**Work to be completed:**
Pictures do not belong in the copy, so please give every entry below again exactly.

— Start Input records —

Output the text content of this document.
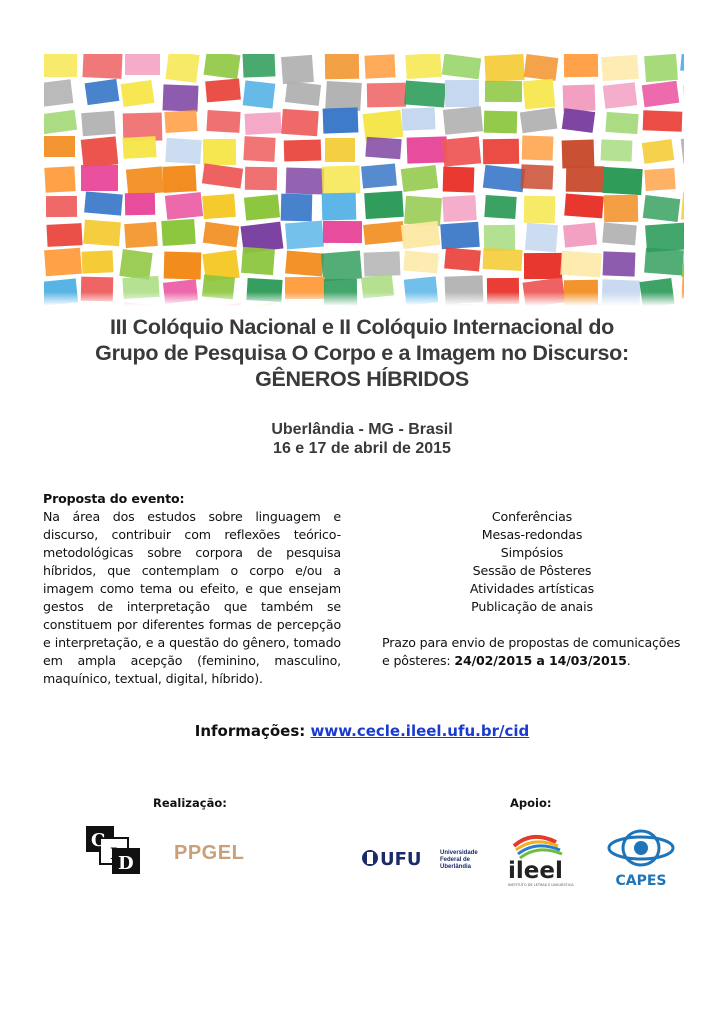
III Colóquio Nacional e II Colóquio Internacional do
Grupo de Pesquisa O Corpo e a Imagem no Discurso:
GÊNEROS HÍBRIDOS
Uberlândia - MG - Brasil
16 e 17 de abril de 2015
Proposta do evento:
Na área dos estudos sobre linguagem e discurso, contribuir com reflexões teórico-metodológicas sobre corpora de pesquisa híbridos, que contemplam o corpo e/ou a imagem como tema ou efeito, e que ensejam gestos de interpretação que também se constituem por diferentes formas de percepção e interpretação, e a questão do gênero, tomado em ampla acepção (feminino, masculino, maquínico, textual, digital, híbrido).
Conferências
Mesas-redondas
Simpósios
Sessão de Pôsteres
Atividades artísticas
Publicação de anais
Prazo para envio de propostas de comunicações e pôsteres: 24/02/2015 a 14/03/2015.
Informações: www.cecle.ileel.ufu.br/cid
Realização:	Apoio:
C
I D PPGEL	UFU	Universidade
Federal de
Uberlândia ileel
INSTITUTO DE LETRAS E LINGUÍSTICA	CAPES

— End Input records —

**Expected output:**
Output the text content of this document.
III Colóquio Nacional e II Colóquio Internacional do
Grupo de Pesquisa O Corpo e a Imagem no Discurso:
GÊNEROS HÍBRIDOS
Uberlândia - MG - Brasil
16 e 17 de abril de 2015
Proposta do evento:
Na área dos estudos sobre linguagem e discurso, contribuir com reflexões teórico-metodológicas sobre corpora de pesquisa híbridos, que contemplam o corpo e/ou a imagem como tema ou efeito, e que ensejam gestos de interpretação que também se constituem por diferentes formas de percepção e interpretação, e a questão do gênero, tomado em ampla acepção (feminino, masculino, maquínico, textual, digital, híbrido).
Conferências
Mesas-redondas
Simpósios
Sessão de Pôsteres
Atividades artísticas
Publicação de anais
Prazo para envio de propostas de comunicações e pôsteres: 24/02/2015 a 14/03/2015.
Informações: www.cecle.ileel.ufu.br/cid
Realização:	Apoio:
C
I D PPGEL	UFU	Universidade
Federal de
Uberlândia ileel
INSTITUTO DE LETRAS E LINGUÍSTICA	CAPES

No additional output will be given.